### PROBLEM REQUIREMENTS
Omit the pictures, then write out every entry exactly as it reads.

——

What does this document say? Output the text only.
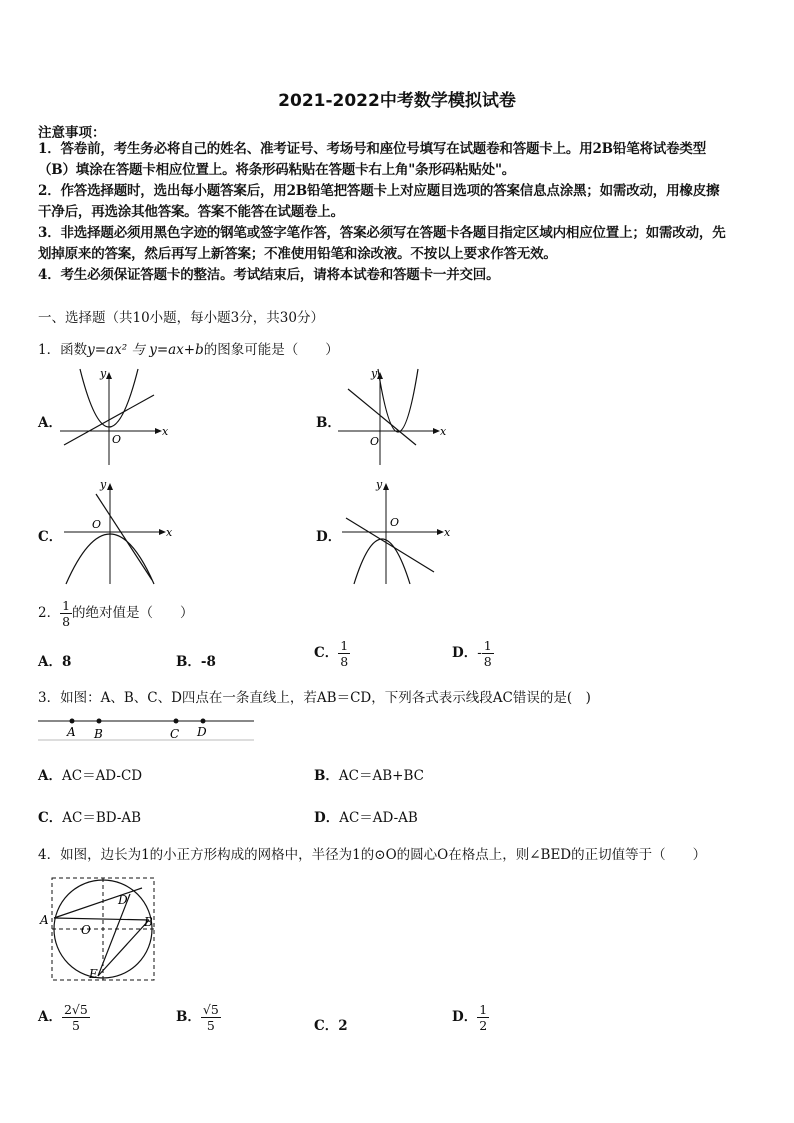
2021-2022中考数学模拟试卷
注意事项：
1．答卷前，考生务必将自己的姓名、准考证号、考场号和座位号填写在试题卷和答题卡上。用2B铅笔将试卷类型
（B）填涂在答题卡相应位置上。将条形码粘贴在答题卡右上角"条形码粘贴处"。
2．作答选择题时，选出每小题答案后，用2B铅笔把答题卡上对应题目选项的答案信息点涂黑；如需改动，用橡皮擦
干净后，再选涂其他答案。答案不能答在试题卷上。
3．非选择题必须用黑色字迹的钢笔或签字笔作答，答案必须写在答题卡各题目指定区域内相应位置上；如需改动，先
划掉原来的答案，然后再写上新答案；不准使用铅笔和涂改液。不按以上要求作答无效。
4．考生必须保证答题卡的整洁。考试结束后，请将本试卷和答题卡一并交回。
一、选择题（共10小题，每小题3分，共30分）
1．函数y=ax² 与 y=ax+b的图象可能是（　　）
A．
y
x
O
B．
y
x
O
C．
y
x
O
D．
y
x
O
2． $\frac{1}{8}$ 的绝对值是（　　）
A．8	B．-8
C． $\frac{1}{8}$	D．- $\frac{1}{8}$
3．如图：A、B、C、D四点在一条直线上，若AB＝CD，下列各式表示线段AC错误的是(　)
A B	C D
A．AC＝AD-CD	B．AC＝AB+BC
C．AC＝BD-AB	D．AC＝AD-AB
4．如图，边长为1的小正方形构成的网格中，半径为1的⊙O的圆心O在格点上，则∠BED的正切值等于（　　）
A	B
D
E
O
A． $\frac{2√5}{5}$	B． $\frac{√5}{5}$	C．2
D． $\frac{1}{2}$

——

### SOLUTION FOR THIS EXERCISE
What does this document say? Output the text only.
2021-2022中考数学模拟试卷
注意事项：
1．答卷前，考生务必将自己的姓名、准考证号、考场号和座位号填写在试题卷和答题卡上。用2B铅笔将试卷类型
（B）填涂在答题卡相应位置上。将条形码粘贴在答题卡右上角"条形码粘贴处"。
2．作答选择题时，选出每小题答案后，用2B铅笔把答题卡上对应题目选项的答案信息点涂黑；如需改动，用橡皮擦
干净后，再选涂其他答案。答案不能答在试题卷上。
3．非选择题必须用黑色字迹的钢笔或签字笔作答，答案必须写在答题卡各题目指定区域内相应位置上；如需改动，先
划掉原来的答案，然后再写上新答案；不准使用铅笔和涂改液。不按以上要求作答无效。
4．考生必须保证答题卡的整洁。考试结束后，请将本试卷和答题卡一并交回。
一、选择题（共10小题，每小题3分，共30分）
1．函数y=ax² 与 y=ax+b的图象可能是（　　）
A．
y
x
O
B．
y
x
O
C．
y
x
O
D．
y
x
O
2． $\frac{1}{8}$ 的绝对值是（　　）
A．8	B．-8
C． $\frac{1}{8}$	D．- $\frac{1}{8}$
3．如图：A、B、C、D四点在一条直线上，若AB＝CD，下列各式表示线段AC错误的是(　)
A B	C D
A．AC＝AD-CD	B．AC＝AB+BC
C．AC＝BD-AB	D．AC＝AD-AB
4．如图，边长为1的小正方形构成的网格中，半径为1的⊙O的圆心O在格点上，则∠BED的正切值等于（　　）
A	B
D
E
O
A． $\frac{2√5}{5}$	B． $\frac{√5}{5}$	C．2
D． $\frac{1}{2}$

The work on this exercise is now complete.